── DATA PROVIDED ──

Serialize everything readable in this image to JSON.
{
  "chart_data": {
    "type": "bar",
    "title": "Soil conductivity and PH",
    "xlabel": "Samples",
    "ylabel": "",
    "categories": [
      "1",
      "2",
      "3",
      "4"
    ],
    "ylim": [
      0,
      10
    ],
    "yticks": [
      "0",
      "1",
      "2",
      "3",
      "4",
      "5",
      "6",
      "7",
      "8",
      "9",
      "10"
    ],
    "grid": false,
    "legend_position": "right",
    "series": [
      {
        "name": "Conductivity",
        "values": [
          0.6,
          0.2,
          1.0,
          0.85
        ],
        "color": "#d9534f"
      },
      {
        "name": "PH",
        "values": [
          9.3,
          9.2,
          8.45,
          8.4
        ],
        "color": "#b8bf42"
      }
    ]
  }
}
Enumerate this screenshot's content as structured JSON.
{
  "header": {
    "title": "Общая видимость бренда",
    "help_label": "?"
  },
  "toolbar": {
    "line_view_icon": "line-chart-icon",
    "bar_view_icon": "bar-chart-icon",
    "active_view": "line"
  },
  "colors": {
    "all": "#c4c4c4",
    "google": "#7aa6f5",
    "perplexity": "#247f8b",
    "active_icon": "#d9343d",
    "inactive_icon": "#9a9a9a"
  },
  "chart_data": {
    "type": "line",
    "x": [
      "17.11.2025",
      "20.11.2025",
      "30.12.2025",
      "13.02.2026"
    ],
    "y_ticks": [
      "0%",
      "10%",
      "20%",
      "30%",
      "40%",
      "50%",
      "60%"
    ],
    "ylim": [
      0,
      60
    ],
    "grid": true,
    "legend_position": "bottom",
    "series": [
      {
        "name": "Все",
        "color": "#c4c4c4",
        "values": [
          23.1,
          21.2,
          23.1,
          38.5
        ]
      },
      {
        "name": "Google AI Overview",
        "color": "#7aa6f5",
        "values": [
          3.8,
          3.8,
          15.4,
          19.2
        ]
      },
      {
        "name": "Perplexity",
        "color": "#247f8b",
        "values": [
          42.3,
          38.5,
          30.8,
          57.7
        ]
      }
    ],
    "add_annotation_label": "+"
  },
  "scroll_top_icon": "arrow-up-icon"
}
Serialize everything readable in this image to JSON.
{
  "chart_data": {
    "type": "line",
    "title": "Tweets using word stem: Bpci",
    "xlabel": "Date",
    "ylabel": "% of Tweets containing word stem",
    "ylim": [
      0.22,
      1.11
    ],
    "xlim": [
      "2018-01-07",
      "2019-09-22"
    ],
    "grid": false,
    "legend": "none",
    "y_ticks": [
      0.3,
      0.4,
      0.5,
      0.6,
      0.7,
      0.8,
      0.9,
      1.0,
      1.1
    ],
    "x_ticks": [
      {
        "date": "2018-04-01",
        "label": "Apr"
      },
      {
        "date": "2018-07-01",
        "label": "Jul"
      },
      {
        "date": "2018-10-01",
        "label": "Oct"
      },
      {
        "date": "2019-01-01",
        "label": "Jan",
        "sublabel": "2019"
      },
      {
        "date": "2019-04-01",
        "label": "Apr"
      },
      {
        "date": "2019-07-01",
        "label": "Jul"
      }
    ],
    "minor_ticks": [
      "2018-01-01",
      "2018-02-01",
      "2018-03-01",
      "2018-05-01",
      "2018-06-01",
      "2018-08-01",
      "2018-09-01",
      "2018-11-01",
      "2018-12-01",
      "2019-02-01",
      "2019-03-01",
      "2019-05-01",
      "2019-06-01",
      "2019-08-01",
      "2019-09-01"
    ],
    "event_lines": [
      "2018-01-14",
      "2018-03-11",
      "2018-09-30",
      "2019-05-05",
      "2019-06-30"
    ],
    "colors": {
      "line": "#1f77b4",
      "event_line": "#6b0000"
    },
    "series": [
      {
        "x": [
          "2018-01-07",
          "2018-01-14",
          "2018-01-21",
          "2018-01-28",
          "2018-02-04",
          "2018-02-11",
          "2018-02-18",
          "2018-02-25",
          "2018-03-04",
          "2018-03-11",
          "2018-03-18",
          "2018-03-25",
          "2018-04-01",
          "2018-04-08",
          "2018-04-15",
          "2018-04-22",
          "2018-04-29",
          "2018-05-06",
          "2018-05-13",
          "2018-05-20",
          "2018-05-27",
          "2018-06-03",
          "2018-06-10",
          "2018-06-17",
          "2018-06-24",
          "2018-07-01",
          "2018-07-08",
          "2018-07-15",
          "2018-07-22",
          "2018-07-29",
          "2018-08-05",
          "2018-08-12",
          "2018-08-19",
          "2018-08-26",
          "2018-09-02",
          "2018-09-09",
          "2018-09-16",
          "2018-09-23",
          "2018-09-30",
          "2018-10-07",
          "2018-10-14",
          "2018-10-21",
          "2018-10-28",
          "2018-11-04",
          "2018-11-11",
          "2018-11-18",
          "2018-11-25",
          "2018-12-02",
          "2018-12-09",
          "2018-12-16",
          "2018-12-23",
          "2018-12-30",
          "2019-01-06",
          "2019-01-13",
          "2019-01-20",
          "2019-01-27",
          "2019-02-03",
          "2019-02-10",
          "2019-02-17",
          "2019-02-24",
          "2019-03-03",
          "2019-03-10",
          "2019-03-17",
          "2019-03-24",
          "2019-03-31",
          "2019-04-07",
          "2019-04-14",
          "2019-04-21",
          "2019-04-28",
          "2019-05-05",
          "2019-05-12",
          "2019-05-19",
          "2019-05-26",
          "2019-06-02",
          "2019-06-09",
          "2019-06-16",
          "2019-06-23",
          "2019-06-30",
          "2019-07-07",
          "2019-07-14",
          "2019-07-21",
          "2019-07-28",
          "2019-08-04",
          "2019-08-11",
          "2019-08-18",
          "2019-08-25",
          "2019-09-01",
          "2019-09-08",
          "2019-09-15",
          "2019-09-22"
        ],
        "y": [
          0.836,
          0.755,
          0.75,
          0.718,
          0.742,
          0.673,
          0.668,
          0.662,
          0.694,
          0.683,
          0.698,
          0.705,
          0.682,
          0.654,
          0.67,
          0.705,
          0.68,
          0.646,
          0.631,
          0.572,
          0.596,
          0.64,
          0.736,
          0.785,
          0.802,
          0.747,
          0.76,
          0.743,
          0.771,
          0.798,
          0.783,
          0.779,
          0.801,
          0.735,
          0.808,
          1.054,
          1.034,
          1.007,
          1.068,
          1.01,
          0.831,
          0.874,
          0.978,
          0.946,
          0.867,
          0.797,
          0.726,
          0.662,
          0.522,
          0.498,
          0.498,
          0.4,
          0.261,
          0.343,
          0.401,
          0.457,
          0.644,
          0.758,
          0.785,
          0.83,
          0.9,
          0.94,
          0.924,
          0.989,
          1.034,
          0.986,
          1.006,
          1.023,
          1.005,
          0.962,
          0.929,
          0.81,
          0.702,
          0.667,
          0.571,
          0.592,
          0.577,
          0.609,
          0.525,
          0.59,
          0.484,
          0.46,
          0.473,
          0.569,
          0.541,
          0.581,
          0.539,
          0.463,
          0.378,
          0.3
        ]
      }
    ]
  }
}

───

## GOAL
Extract the whole listing, character for character.

## THE RESULT
Serialize everything readable in this image to JSON.
{
  "chart_data": {
    "type": "bar",
    "title": "Soil conductivity and PH",
    "xlabel": "Samples",
    "ylabel": "",
    "categories": [
      "1",
      "2",
      "3",
      "4"
    ],
    "ylim": [
      0,
      10
    ],
    "yticks": [
      "0",
      "1",
      "2",
      "3",
      "4",
      "5",
      "6",
      "7",
      "8",
      "9",
      "10"
    ],
    "grid": false,
    "legend_position": "right",
    "series": [
      {
        "name": "Conductivity",
        "values": [
          0.6,
          0.2,
          1.0,
          0.85
        ],
        "color": "#d9534f"
      },
      {
        "name": "PH",
        "values": [
          9.3,
          9.2,
          8.45,
          8.4
        ],
        "color": "#b8bf42"
      }
    ]
  }
}
Enumerate this screenshot's content as structured JSON.
{
  "header": {
    "title": "Общая видимость бренда",
    "help_label": "?"
  },
  "toolbar": {
    "line_view_icon": "line-chart-icon",
    "bar_view_icon": "bar-chart-icon",
    "active_view": "line"
  },
  "colors": {
    "all": "#c4c4c4",
    "google": "#7aa6f5",
    "perplexity": "#247f8b",
    "active_icon": "#d9343d",
    "inactive_icon": "#9a9a9a"
  },
  "chart_data": {
    "type": "line",
    "x": [
      "17.11.2025",
      "20.11.2025",
      "30.12.2025",
      "13.02.2026"
    ],
    "y_ticks": [
      "0%",
      "10%",
      "20%",
      "30%",
      "40%",
      "50%",
      "60%"
    ],
    "ylim": [
      0,
      60
    ],
    "grid": true,
    "legend_position": "bottom",
    "series": [
      {
        "name": "Все",
        "color": "#c4c4c4",
        "values": [
          23.1,
          21.2,
          23.1,
          38.5
        ]
      },
      {
        "name": "Google AI Overview",
        "color": "#7aa6f5",
        "values": [
          3.8,
          3.8,
          15.4,
          19.2
        ]
      },
      {
        "name": "Perplexity",
        "color": "#247f8b",
        "values": [
          42.3,
          38.5,
          30.8,
          57.7
        ]
      }
    ],
    "add_annotation_label": "+"
  },
  "scroll_top_icon": "arrow-up-icon"
}
Serialize everything readable in this image to JSON.
{
  "chart_data": {
    "type": "line",
    "title": "Tweets using word stem: Bpci",
    "xlabel": "Date",
    "ylabel": "% of Tweets containing word stem",
    "ylim": [
      0.22,
      1.11
    ],
    "xlim": [
      "2018-01-07",
      "2019-09-22"
    ],
    "grid": false,
    "legend": "none",
    "y_ticks": [
      0.3,
      0.4,
      0.5,
      0.6,
      0.7,
      0.8,
      0.9,
      1.0,
      1.1
    ],
    "x_ticks": [
      {
        "date": "2018-04-01",
        "label": "Apr"
      },
      {
        "date": "2018-07-01",
        "label": "Jul"
      },
      {
        "date": "2018-10-01",
        "label": "Oct"
      },
      {
        "date": "2019-01-01",
        "label": "Jan",
        "sublabel": "2019"
      },
      {
        "date": "2019-04-01",
        "label": "Apr"
      },
      {
        "date": "2019-07-01",
        "label": "Jul"
      }
    ],
    "minor_ticks": [
      "2018-01-01",
      "2018-02-01",
      "2018-03-01",
      "2018-05-01",
      "2018-06-01",
      "2018-08-01",
      "2018-09-01",
      "2018-11-01",
      "2018-12-01",
      "2019-02-01",
      "2019-03-01",
      "2019-05-01",
      "2019-06-01",
      "2019-08-01",
      "2019-09-01"
    ],
    "event_lines": [
      "2018-01-14",
      "2018-03-11",
      "2018-09-30",
      "2019-05-05",
      "2019-06-30"
    ],
    "colors": {
      "line": "#1f77b4",
      "event_line": "#6b0000"
    },
    "series": [
      {
        "x": [
          "2018-01-07",
          "2018-01-14",
          "2018-01-21",
          "2018-01-28",
          "2018-02-04",
          "2018-02-11",
          "2018-02-18",
          "2018-02-25",
          "2018-03-04",
          "2018-03-11",
          "2018-03-18",
          "2018-03-25",
          "2018-04-01",
          "2018-04-08",
          "2018-04-15",
          "2018-04-22",
          "2018-04-29",
          "2018-05-06",
          "2018-05-13",
          "2018-05-20",
          "2018-05-27",
          "2018-06-03",
          "2018-06-10",
          "2018-06-17",
          "2018-06-24",
          "2018-07-01",
          "2018-07-08",
          "2018-07-15",
          "2018-07-22",
          "2018-07-29",
          "2018-08-05",
          "2018-08-12",
          "2018-08-19",
          "2018-08-26",
          "2018-09-02",
          "2018-09-09",
          "2018-09-16",
          "2018-09-23",
          "2018-09-30",
          "2018-10-07",
          "2018-10-14",
          "2018-10-21",
          "2018-10-28",
          "2018-11-04",
          "2018-11-11",
          "2018-11-18",
          "2018-11-25",
          "2018-12-02",
          "2018-12-09",
          "2018-12-16",
          "2018-12-23",
          "2018-12-30",
          "2019-01-06",
          "2019-01-13",
          "2019-01-20",
          "2019-01-27",
          "2019-02-03",
          "2019-02-10",
          "2019-02-17",
          "2019-02-24",
          "2019-03-03",
          "2019-03-10",
          "2019-03-17",
          "2019-03-24",
          "2019-03-31",
          "2019-04-07",
          "2019-04-14",
          "2019-04-21",
          "2019-04-28",
          "2019-05-05",
          "2019-05-12",
          "2019-05-19",
          "2019-05-26",
          "2019-06-02",
          "2019-06-09",
          "2019-06-16",
          "2019-06-23",
          "2019-06-30",
          "2019-07-07",
          "2019-07-14",
          "2019-07-21",
          "2019-07-28",
          "2019-08-04",
          "2019-08-11",
          "2019-08-18",
          "2019-08-25",
          "2019-09-01",
          "2019-09-08",
          "2019-09-15",
          "2019-09-22"
        ],
        "y": [
          0.836,
          0.755,
          0.75,
          0.718,
          0.742,
          0.673,
          0.668,
          0.662,
          0.694,
          0.683,
          0.698,
          0.705,
          0.682,
          0.654,
          0.67,
          0.705,
          0.68,
          0.646,
          0.631,
          0.572,
          0.596,
          0.64,
          0.736,
          0.785,
          0.802,
          0.747,
          0.76,
          0.743,
          0.771,
          0.798,
          0.783,
          0.779,
          0.801,
          0.735,
          0.808,
          1.054,
          1.034,
          1.007,
          1.068,
          1.01,
          0.831,
          0.874,
          0.978,
          0.946,
          0.867,
          0.797,
          0.726,
          0.662,
          0.522,
          0.498,
          0.498,
          0.4,
          0.261,
          0.343,
          0.401,
          0.457,
          0.644,
          0.758,
          0.785,
          0.83,
          0.9,
          0.94,
          0.924,
          0.989,
          1.034,
          0.986,
          1.006,
          1.023,
          1.005,
          0.962,
          0.929,
          0.81,
          0.702,
          0.667,
          0.571,
          0.592,
          0.577,
          0.609,
          0.525,
          0.59,
          0.484,
          0.46,
          0.473,
          0.569,
          0.541,
          0.581,
          0.539,
          0.463,
          0.378,
          0.3
        ]
      }
    ]
  }
}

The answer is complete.